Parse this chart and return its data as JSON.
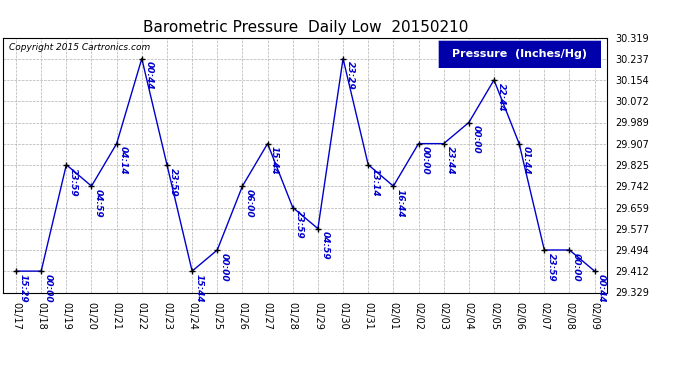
{
  "title": "Barometric Pressure  Daily Low  20150210",
  "copyright": "Copyright 2015 Cartronics.com",
  "legend_label": "Pressure  (Inches/Hg)",
  "background_color": "#ffffff",
  "plot_bg_color": "#ffffff",
  "line_color": "#0000cc",
  "marker_color": "#000000",
  "grid_color": "#b0b0b0",
  "x_labels": [
    "01/17",
    "01/18",
    "01/19",
    "01/20",
    "01/21",
    "01/22",
    "01/23",
    "01/24",
    "01/25",
    "01/26",
    "01/27",
    "01/28",
    "01/29",
    "01/30",
    "01/31",
    "02/01",
    "02/02",
    "02/03",
    "02/04",
    "02/05",
    "02/06",
    "02/07",
    "02/08",
    "02/09"
  ],
  "y_values": [
    29.412,
    29.412,
    29.825,
    29.742,
    29.907,
    30.237,
    29.825,
    29.412,
    29.494,
    29.742,
    29.907,
    29.659,
    29.577,
    30.237,
    29.825,
    29.742,
    29.907,
    29.907,
    29.989,
    30.154,
    29.907,
    29.494,
    29.494,
    29.412
  ],
  "point_labels": [
    "15:29",
    "00:00",
    "23:59",
    "04:59",
    "04:14",
    "00:44",
    "23:59",
    "15:44",
    "00:00",
    "06:00",
    "15:44",
    "23:59",
    "04:59",
    "23:29",
    "13:14",
    "16:44",
    "00:00",
    "23:44",
    "00:00",
    "22:44",
    "01:44",
    "23:59",
    "00:00",
    "00:44"
  ],
  "ylim_min": 29.329,
  "ylim_max": 30.319,
  "yticks": [
    29.329,
    29.412,
    29.494,
    29.577,
    29.659,
    29.742,
    29.825,
    29.907,
    29.989,
    30.072,
    30.154,
    30.237,
    30.319
  ],
  "title_fontsize": 11,
  "tick_fontsize": 7,
  "label_fontsize": 6.5,
  "legend_fontsize": 8
}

◆ What this task involves
In your copy, repeat each record exactly and include no pictures.

◆ Response
Parse this chart and return its data as JSON.
{
  "title": "Barometric Pressure  Daily Low  20150210",
  "copyright": "Copyright 2015 Cartronics.com",
  "legend_label": "Pressure  (Inches/Hg)",
  "background_color": "#ffffff",
  "plot_bg_color": "#ffffff",
  "line_color": "#0000cc",
  "marker_color": "#000000",
  "grid_color": "#b0b0b0",
  "x_labels": [
    "01/17",
    "01/18",
    "01/19",
    "01/20",
    "01/21",
    "01/22",
    "01/23",
    "01/24",
    "01/25",
    "01/26",
    "01/27",
    "01/28",
    "01/29",
    "01/30",
    "01/31",
    "02/01",
    "02/02",
    "02/03",
    "02/04",
    "02/05",
    "02/06",
    "02/07",
    "02/08",
    "02/09"
  ],
  "y_values": [
    29.412,
    29.412,
    29.825,
    29.742,
    29.907,
    30.237,
    29.825,
    29.412,
    29.494,
    29.742,
    29.907,
    29.659,
    29.577,
    30.237,
    29.825,
    29.742,
    29.907,
    29.907,
    29.989,
    30.154,
    29.907,
    29.494,
    29.494,
    29.412
  ],
  "point_labels": [
    "15:29",
    "00:00",
    "23:59",
    "04:59",
    "04:14",
    "00:44",
    "23:59",
    "15:44",
    "00:00",
    "06:00",
    "15:44",
    "23:59",
    "04:59",
    "23:29",
    "13:14",
    "16:44",
    "00:00",
    "23:44",
    "00:00",
    "22:44",
    "01:44",
    "23:59",
    "00:00",
    "00:44"
  ],
  "ylim_min": 29.329,
  "ylim_max": 30.319,
  "yticks": [
    29.329,
    29.412,
    29.494,
    29.577,
    29.659,
    29.742,
    29.825,
    29.907,
    29.989,
    30.072,
    30.154,
    30.237,
    30.319
  ],
  "title_fontsize": 11,
  "tick_fontsize": 7,
  "label_fontsize": 6.5,
  "legend_fontsize": 8
}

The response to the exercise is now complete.